(Collection entries)
+---+

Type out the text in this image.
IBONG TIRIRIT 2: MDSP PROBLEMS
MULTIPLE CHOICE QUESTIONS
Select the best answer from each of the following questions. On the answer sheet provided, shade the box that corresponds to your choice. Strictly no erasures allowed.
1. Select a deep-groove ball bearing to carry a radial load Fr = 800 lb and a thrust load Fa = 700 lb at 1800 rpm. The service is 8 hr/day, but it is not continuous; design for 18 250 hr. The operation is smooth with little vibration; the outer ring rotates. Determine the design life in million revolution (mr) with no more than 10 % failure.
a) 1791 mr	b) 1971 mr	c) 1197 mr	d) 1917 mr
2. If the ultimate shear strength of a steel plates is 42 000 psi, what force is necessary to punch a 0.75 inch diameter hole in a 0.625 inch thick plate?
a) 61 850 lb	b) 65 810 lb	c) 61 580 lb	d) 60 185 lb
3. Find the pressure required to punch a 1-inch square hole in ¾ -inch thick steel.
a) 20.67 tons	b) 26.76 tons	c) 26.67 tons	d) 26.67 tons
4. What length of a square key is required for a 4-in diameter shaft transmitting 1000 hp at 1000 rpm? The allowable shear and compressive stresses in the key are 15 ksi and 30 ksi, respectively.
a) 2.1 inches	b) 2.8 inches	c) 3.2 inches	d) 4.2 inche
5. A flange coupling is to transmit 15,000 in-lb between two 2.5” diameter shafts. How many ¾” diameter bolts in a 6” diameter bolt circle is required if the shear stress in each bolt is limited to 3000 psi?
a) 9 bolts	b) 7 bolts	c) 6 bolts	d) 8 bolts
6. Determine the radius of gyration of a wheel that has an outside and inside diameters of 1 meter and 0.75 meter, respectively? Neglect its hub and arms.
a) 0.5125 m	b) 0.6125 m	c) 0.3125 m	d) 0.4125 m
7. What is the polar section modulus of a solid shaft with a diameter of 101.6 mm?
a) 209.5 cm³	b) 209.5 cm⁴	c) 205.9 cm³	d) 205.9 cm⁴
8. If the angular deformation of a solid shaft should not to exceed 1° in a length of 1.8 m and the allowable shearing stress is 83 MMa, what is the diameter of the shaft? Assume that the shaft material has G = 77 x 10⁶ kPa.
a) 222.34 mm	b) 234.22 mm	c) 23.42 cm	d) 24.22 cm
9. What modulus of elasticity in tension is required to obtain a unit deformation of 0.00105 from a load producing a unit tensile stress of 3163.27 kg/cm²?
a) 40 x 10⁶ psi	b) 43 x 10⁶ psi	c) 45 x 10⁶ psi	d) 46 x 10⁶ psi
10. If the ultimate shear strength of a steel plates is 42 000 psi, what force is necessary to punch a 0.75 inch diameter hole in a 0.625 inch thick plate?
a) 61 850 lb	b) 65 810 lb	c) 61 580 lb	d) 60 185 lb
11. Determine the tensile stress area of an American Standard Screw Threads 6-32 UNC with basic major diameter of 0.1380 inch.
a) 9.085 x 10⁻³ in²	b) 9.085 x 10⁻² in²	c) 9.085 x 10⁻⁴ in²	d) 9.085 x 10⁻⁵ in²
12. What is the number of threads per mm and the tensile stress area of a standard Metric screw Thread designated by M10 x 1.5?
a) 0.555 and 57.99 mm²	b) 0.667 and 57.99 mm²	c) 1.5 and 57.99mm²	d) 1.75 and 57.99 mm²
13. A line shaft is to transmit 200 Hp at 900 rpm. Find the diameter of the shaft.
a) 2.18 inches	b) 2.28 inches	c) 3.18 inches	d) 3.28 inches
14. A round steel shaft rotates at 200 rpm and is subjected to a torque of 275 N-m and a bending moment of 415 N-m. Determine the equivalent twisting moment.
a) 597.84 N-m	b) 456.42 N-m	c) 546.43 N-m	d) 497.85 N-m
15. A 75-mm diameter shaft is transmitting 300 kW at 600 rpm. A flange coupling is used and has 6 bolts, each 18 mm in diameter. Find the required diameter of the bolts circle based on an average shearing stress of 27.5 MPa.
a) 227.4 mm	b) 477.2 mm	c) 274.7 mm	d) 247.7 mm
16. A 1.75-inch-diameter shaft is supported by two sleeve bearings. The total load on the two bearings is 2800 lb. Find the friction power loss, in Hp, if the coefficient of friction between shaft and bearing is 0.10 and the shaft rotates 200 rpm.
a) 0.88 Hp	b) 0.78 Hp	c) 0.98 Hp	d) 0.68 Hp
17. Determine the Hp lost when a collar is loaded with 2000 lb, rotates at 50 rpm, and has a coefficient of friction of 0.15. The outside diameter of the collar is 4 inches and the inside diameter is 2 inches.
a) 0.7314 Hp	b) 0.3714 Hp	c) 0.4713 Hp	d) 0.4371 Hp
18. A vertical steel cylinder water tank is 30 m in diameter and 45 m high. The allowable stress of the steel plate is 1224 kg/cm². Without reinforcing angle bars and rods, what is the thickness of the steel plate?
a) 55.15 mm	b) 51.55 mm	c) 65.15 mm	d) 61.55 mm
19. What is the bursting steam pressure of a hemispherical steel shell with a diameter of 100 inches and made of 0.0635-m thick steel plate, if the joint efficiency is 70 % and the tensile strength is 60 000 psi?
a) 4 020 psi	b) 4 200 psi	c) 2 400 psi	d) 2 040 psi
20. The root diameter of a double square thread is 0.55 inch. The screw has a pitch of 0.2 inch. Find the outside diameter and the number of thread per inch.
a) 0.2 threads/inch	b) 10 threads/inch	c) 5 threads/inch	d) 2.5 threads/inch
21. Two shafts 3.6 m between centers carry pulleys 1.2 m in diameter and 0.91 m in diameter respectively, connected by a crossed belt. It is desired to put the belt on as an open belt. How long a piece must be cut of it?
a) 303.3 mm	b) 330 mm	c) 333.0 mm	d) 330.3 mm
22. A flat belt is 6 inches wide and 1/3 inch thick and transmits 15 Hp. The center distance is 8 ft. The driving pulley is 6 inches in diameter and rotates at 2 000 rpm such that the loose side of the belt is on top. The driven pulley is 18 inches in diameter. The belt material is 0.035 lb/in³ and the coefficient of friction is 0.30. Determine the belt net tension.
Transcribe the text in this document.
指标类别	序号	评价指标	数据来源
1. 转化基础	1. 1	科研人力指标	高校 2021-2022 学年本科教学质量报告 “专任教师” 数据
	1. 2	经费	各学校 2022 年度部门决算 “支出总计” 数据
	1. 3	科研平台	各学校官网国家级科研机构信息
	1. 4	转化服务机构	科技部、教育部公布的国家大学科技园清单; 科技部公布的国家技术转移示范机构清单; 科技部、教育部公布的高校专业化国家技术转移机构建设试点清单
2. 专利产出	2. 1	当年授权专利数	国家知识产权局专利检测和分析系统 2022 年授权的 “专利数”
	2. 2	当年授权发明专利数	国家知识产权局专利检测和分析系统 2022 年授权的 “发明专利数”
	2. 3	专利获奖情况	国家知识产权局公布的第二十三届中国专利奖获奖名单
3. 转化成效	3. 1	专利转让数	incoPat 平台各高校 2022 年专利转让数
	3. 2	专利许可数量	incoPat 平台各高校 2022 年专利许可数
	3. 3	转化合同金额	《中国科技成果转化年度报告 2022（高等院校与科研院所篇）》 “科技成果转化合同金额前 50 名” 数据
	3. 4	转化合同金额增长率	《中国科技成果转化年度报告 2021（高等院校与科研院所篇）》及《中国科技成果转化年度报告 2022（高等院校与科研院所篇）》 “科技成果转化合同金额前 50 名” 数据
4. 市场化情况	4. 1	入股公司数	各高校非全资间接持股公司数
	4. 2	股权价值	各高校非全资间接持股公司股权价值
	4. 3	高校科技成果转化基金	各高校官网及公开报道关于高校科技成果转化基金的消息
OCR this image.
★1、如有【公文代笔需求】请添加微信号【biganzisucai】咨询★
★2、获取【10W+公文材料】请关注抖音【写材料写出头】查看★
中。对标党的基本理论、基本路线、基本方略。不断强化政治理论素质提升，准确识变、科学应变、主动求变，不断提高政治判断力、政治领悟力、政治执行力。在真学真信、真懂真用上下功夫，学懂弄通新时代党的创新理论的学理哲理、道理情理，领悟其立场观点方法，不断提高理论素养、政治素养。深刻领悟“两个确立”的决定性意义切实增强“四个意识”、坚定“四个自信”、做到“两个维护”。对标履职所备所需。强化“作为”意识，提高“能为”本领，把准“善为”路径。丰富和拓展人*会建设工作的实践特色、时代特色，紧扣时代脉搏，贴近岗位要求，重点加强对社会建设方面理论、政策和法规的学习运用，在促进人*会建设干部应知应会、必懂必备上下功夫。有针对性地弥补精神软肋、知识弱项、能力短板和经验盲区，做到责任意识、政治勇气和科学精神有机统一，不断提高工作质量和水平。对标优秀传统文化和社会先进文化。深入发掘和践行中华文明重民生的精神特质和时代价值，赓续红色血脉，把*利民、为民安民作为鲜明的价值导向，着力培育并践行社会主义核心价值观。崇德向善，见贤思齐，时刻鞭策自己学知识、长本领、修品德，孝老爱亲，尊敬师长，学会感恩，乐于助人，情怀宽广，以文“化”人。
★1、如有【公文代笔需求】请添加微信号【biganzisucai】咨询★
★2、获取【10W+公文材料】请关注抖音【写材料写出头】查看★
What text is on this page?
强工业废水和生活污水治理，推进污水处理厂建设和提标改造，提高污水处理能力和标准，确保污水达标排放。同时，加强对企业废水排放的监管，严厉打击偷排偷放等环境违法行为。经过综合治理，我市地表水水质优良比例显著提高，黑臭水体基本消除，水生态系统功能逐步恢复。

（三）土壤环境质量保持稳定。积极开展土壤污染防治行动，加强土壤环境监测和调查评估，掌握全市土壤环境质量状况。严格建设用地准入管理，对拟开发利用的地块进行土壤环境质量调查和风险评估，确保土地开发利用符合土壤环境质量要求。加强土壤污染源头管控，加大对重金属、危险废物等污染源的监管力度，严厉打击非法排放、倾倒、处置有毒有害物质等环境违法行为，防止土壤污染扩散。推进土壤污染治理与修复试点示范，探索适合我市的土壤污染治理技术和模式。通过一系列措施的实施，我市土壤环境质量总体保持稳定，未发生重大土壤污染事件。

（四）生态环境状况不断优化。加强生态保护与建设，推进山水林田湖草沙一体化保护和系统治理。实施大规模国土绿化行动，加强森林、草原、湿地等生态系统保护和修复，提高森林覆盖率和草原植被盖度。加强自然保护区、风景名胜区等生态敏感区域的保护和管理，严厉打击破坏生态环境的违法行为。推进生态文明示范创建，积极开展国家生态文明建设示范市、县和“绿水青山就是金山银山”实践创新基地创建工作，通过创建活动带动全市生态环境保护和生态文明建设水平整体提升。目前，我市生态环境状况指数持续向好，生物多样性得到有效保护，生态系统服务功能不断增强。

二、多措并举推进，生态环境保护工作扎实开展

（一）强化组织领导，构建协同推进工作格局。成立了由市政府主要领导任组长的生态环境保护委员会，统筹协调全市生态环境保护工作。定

+---+

Where a line contains the string "tensile", extract that line.

9. What modulus of elasticity in tension is required to obtain a unit deformation of 0.00105 from a load producing a unit tensile stress of 3163.27 kg/cm²?
11. Determine the tensile stress area of an American Standard Screw Threads 6-32 UNC with basic major diameter of 0.1380 inch.
12. What is the number of threads per mm and the tensile stress area of a standard Metric screw Thread designated by M10 x 1.5?
19. What is the bursting steam pressure of a hemispherical steel shell with a diameter of 100 inches and made of 0.0635-m thick steel plate, if the joint efficiency is 70 % and the tensile strength is 60 000 psi?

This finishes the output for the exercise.